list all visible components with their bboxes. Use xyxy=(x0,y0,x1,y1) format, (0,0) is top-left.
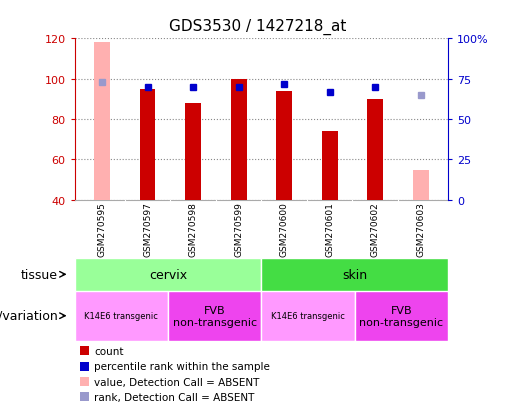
Bar xyxy=(413,170,428,200)
Text: GSM270603: GSM270603 xyxy=(416,202,425,256)
Bar xyxy=(80,362,89,371)
Text: skin: skin xyxy=(342,268,367,281)
Bar xyxy=(75,258,261,291)
Text: GSM270597: GSM270597 xyxy=(143,202,152,256)
Text: K14E6 transgenic: K14E6 transgenic xyxy=(271,311,345,320)
Bar xyxy=(80,347,89,356)
Text: genotype/variation: genotype/variation xyxy=(0,309,58,323)
Bar xyxy=(322,132,338,200)
Text: tissue: tissue xyxy=(21,268,58,281)
Bar xyxy=(185,104,201,200)
Bar xyxy=(168,291,261,341)
Text: GSM270595: GSM270595 xyxy=(97,202,107,256)
Text: FVB
non-transgenic: FVB non-transgenic xyxy=(173,305,257,327)
Text: GDS3530 / 1427218_at: GDS3530 / 1427218_at xyxy=(169,19,346,35)
Text: rank, Detection Call = ABSENT: rank, Detection Call = ABSENT xyxy=(94,392,254,402)
Bar xyxy=(231,79,247,200)
Text: GSM270598: GSM270598 xyxy=(188,202,198,256)
Bar xyxy=(355,291,448,341)
Bar xyxy=(94,43,110,200)
Bar xyxy=(276,92,292,200)
Text: K14E6 transgenic: K14E6 transgenic xyxy=(84,311,158,320)
Text: value, Detection Call = ABSENT: value, Detection Call = ABSENT xyxy=(94,377,260,387)
Bar xyxy=(367,100,383,200)
Bar xyxy=(140,90,156,200)
Text: FVB
non-transgenic: FVB non-transgenic xyxy=(359,305,443,327)
Text: GSM270602: GSM270602 xyxy=(371,202,380,256)
Bar xyxy=(261,291,355,341)
Text: percentile rank within the sample: percentile rank within the sample xyxy=(94,361,270,371)
Bar xyxy=(75,291,168,341)
Text: GSM270600: GSM270600 xyxy=(280,202,288,256)
Text: GSM270601: GSM270601 xyxy=(325,202,334,256)
Bar xyxy=(261,258,448,291)
Text: cervix: cervix xyxy=(149,268,187,281)
Bar xyxy=(80,392,89,401)
Text: count: count xyxy=(94,346,124,356)
Bar xyxy=(80,377,89,386)
Text: GSM270599: GSM270599 xyxy=(234,202,243,256)
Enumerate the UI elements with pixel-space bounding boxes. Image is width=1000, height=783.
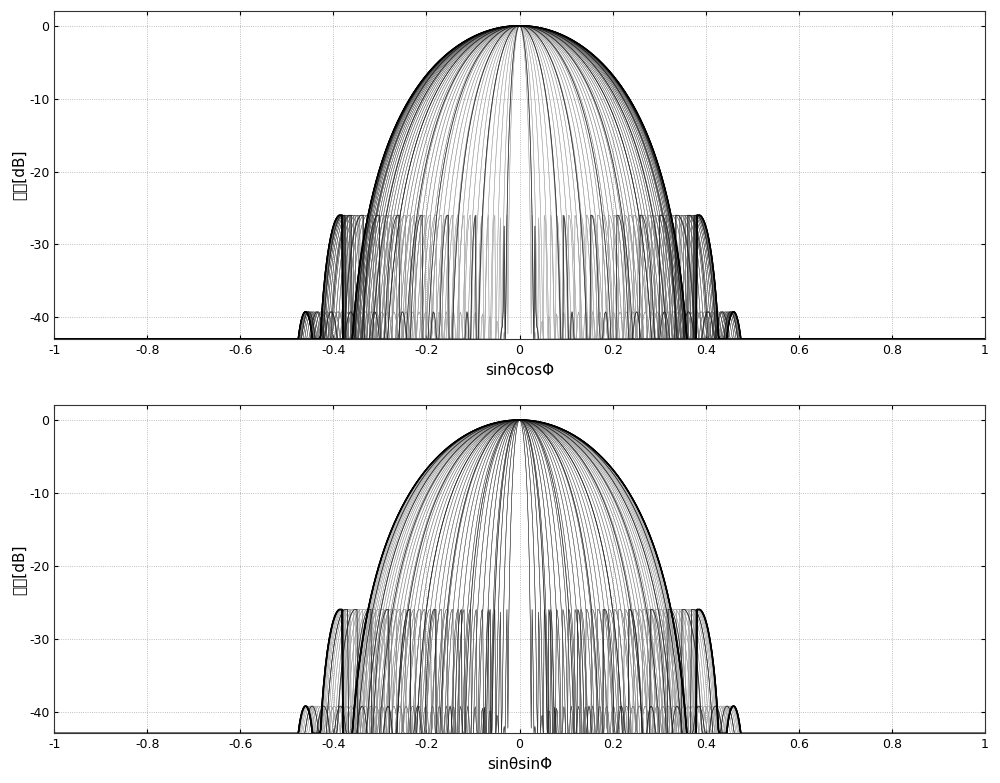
X-axis label: sinθsinΦ: sinθsinΦ <box>487 757 552 772</box>
Y-axis label: 幅度[dB]: 幅度[dB] <box>11 150 26 200</box>
X-axis label: sinθcosΦ: sinθcosΦ <box>485 363 554 377</box>
Y-axis label: 幅度[dB]: 幅度[dB] <box>11 544 26 594</box>
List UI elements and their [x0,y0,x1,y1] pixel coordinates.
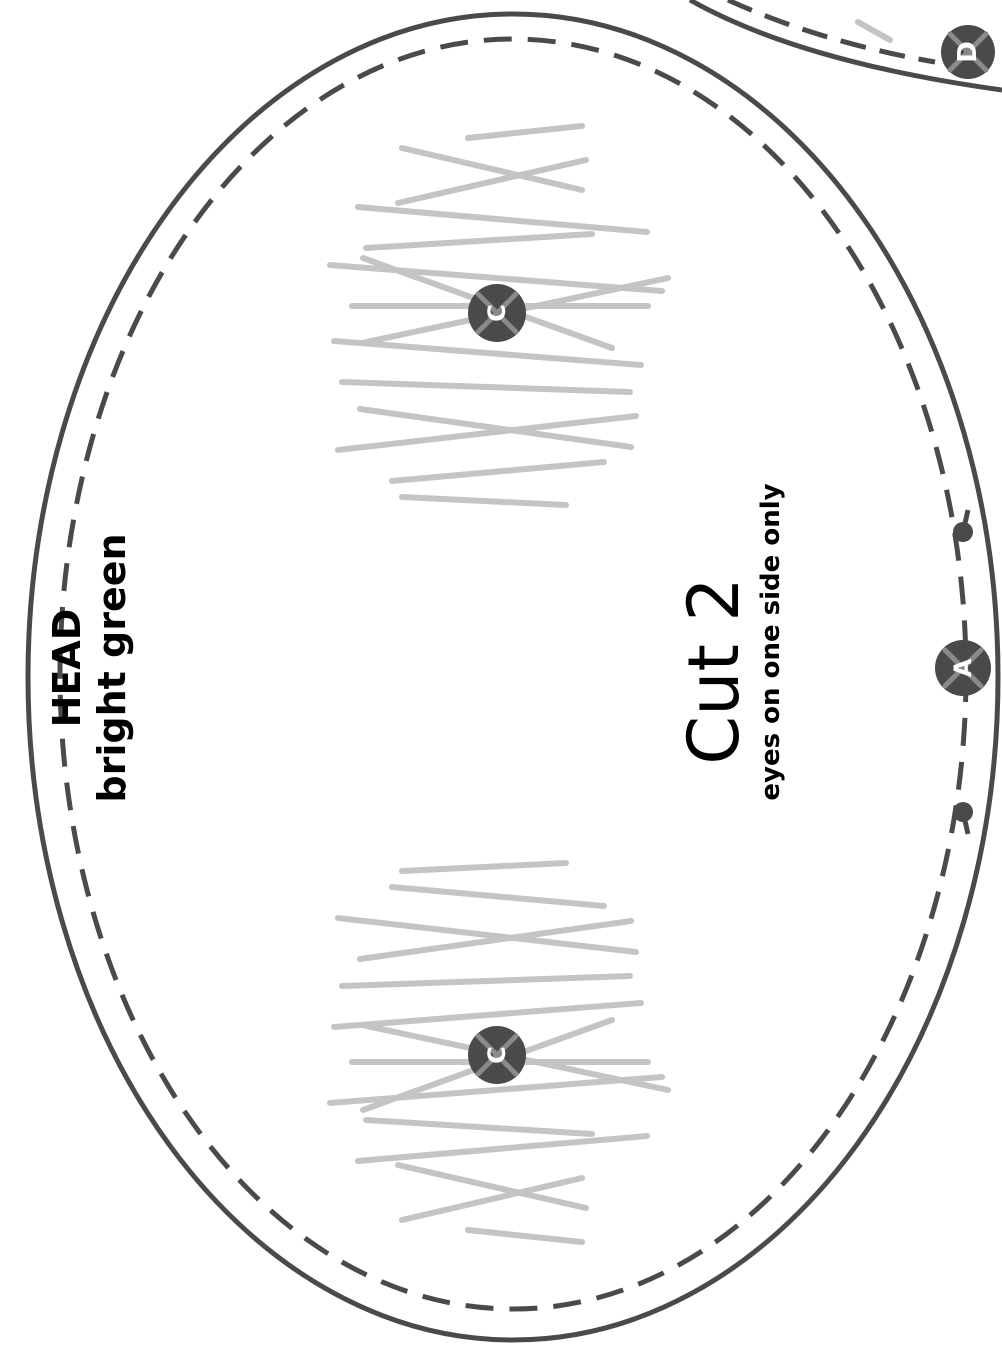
marker-c-bottom-label: C [483,1046,511,1064]
head-outline [25,11,1001,1343]
notch-icon [953,802,973,822]
adjacent-piece-seam [726,0,936,65]
adjacent-piece: D [688,0,1002,93]
eye-stitch-top: C [327,123,671,508]
piece-name-label: HEAD [45,609,89,728]
marker-d-cross-icon [947,31,989,73]
head-seam-line [57,36,969,1312]
marker-a-label: A [949,658,977,677]
marker-c-bottom-cross-icon [475,1033,519,1077]
marker-c-top-cross-icon [475,291,519,335]
adjacent-piece-stitch [855,19,893,43]
marker-d: D [941,25,995,79]
cut-note-label: eyes on one side only [756,483,786,800]
marker-d-label: D [953,41,983,63]
marker-a: A [935,640,991,696]
cut-instruction-label: Cut 2 [673,577,755,764]
marker-c-bottom: C [468,1026,526,1084]
notches [953,509,973,835]
head-piece [25,11,1001,1343]
eye-stitch-bottom: C [327,860,671,1245]
color-note-label: bright green [90,533,134,802]
marker-a-cross-icon [942,647,984,689]
adjacent-piece-outline [688,0,1002,93]
marker-c-top: C [468,284,526,342]
marker-c-top-label: C [483,304,511,322]
notch-icon [953,522,973,542]
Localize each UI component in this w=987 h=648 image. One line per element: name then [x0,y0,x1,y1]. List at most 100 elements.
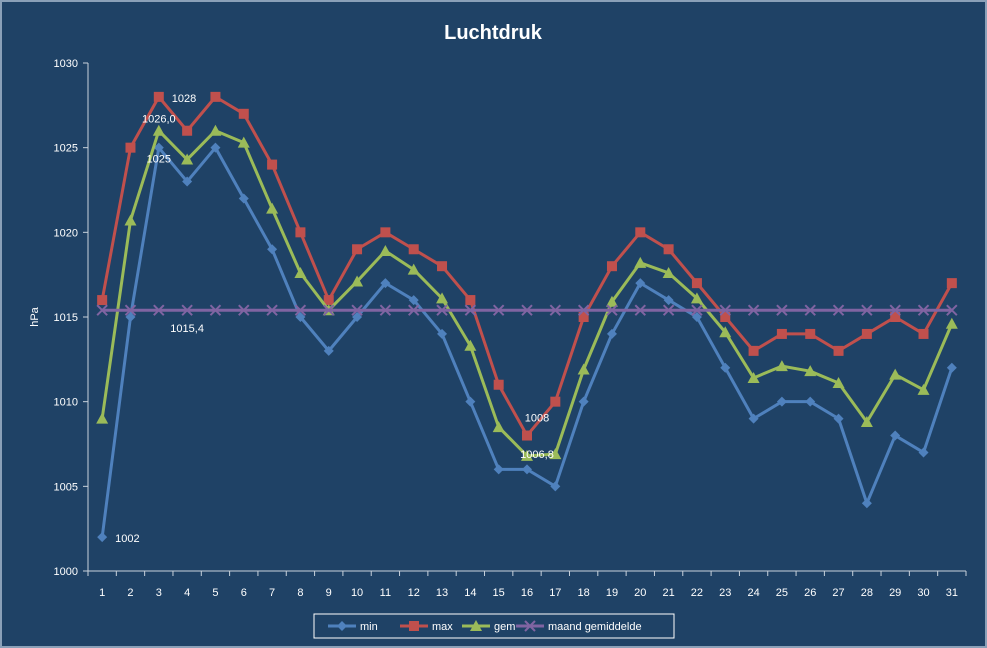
data-point-min [125,312,136,322]
data-point-min [691,312,702,322]
x-tick-label: 19 [606,587,618,599]
data-point-min [352,312,363,322]
legend-marker [337,621,347,631]
data-point-min [578,396,589,407]
data-point-min [663,295,674,306]
data-point-maand-gemiddelde [408,304,420,316]
x-tick-label: 14 [464,587,476,599]
x-tick-label: 8 [297,587,303,599]
x-tick-label: 25 [776,587,788,599]
data-point-maand-gemiddelde [889,304,901,316]
x-tick-label: 13 [436,587,448,599]
data-point-min [890,430,901,441]
data-point-max [578,312,589,322]
data-point-min [550,481,561,492]
legend-label: maand gemiddelde [548,621,642,633]
x-tick-label: 7 [269,587,275,599]
data-point-max [918,328,929,339]
x-tick-label: 1 [99,587,105,599]
y-tick-label: 1005 [54,481,78,493]
data-point-max [720,312,731,322]
data-point-gem [605,295,618,307]
data-point-max [550,396,561,407]
series-layer [96,91,958,543]
x-tick-label: 6 [241,587,247,599]
data-point-min [465,396,476,407]
data-point-maand-gemiddelde [549,304,562,316]
legend-marker [524,620,536,632]
x-tick-label: 29 [889,587,901,599]
data-point-maand-gemiddelde [294,304,307,316]
data-point-max [295,227,306,238]
y-tick-label: 1010 [54,397,78,409]
data-point-max [210,91,221,102]
x-tick-label: 3 [156,587,162,599]
series-min [97,142,957,543]
x-tick-label: 20 [634,587,646,599]
data-point-maand-gemiddelde [181,304,193,316]
data-point-min [493,464,504,475]
data-point-max [946,278,957,289]
data-point-gem [209,124,222,136]
data-point-gem [294,266,307,278]
data-label: 1006,8 [520,449,554,461]
data-point-gem [690,292,703,304]
legend-label: max [432,621,453,633]
data-point-maand-gemiddelde [606,304,618,316]
data-point-min [295,312,306,322]
x-tick-label: 27 [832,587,844,599]
y-tick-label: 1020 [54,227,78,239]
x-tick-label: 21 [662,587,674,599]
data-point-min [805,396,816,407]
legend: min max gem maand gemiddelde [313,613,675,639]
data-point-maand-gemiddelde [323,304,335,316]
data-point-max [97,295,108,306]
data-point-maand-gemiddelde [804,304,816,316]
annotation-layer: 1002 1028 1026,0 1025 1015,4 1008 1006,8 [115,93,554,545]
series-maand-gemiddelde [96,304,958,316]
data-point-maand-gemiddelde [124,304,137,316]
x-tick-label: 31 [946,587,958,599]
x-tick-label: 23 [719,587,731,599]
legend-entry: max [400,621,453,633]
data-point-maand-gemiddelde [662,304,675,316]
data-point-maand-gemiddelde [492,304,505,316]
data-label: 1015,4 [170,323,204,335]
legend-entry: min [328,621,378,633]
data-point-gem [379,244,392,256]
data-point-maand-gemiddelde [832,304,845,316]
data-point-min [918,447,929,458]
data-point-maand-gemiddelde [351,304,363,316]
data-point-max [748,345,759,356]
data-point-maand-gemiddelde [776,304,788,316]
x-tick-label: 12 [408,587,420,599]
data-point-max [635,227,646,238]
series-gem [96,124,958,461]
x-tick-label: 15 [493,587,505,599]
data-point-min [97,532,108,543]
data-point-min [748,413,759,424]
data-point-max [861,328,872,339]
legend-label: gem [494,621,515,633]
y-tick-label: 1025 [54,143,78,155]
data-point-gem [492,421,505,433]
x-tick-label: 18 [578,587,590,599]
data-point-gem [436,292,449,304]
data-point-gem [945,317,958,329]
data-point-max [606,261,617,272]
data-point-gem [917,383,930,395]
data-point-maand-gemiddelde [238,304,250,316]
data-point-min [635,278,646,289]
data-point-max [352,244,363,255]
legend-marker [409,621,419,631]
legend-label: min [360,621,378,633]
data-point-maand-gemiddelde [946,304,958,316]
legend-box [313,613,675,639]
data-point-gem [351,275,364,287]
legend-marker [470,620,482,631]
data-point-gem [662,266,675,278]
data-point-min [833,413,844,424]
data-point-gem [804,365,817,377]
data-point-max [267,159,278,170]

# Task:
In the listing, from the line with "marker-c-bottom-label: C [483,1046,511,1064]" up to and including the line with "Localize each UI", switch "head-piece" to "head-panel" and give those lines again with nothing else changed.

# Full answer:
marker-c-bottom-label: C [483,1046,511,1064]
head-outline [25,11,1001,1343]
notch-icon [953,802,973,822]
adjacent-piece-seam [726,0,936,65]
adjacent-piece: D [688,0,1002,93]
eye-stitch-top: C [327,123,671,508]
piece-name-label: HEAD [45,609,89,728]
marker-d-cross-icon [947,31,989,73]
head-seam-line [57,36,969,1312]
marker-a-label: A [949,658,977,677]
marker-c-bottom-cross-icon [475,1033,519,1077]
marker-c-top-cross-icon [475,291,519,335]
adjacent-piece-stitch [855,19,893,43]
marker-d: D [941,25,995,79]
cut-note-label: eyes on one side only [756,483,786,800]
marker-d-label: D [953,41,983,63]
marker-a: A [935,640,991,696]
cut-instruction-label: Cut 2 [673,577,755,764]
marker-c-bottom: C [468,1026,526,1084]
notches [953,509,973,835]
head-panel [25,11,1001,1343]
eye-stitch-bottom: C [327,860,671,1245]
color-note-label: bright green [90,533,134,802]
marker-a-cross-icon [942,647,984,689]
adjacent-piece-outline [688,0,1002,93]
marker-c-top: C [468,284,526,342]
marker-c-top-label: C [483,304,511,322]
notch-icon [953,522,973,542]
Localize each UI component in this w=987 h=648 image. One line per element: name then [x0,y0,x1,y1]. List at most 100 elements.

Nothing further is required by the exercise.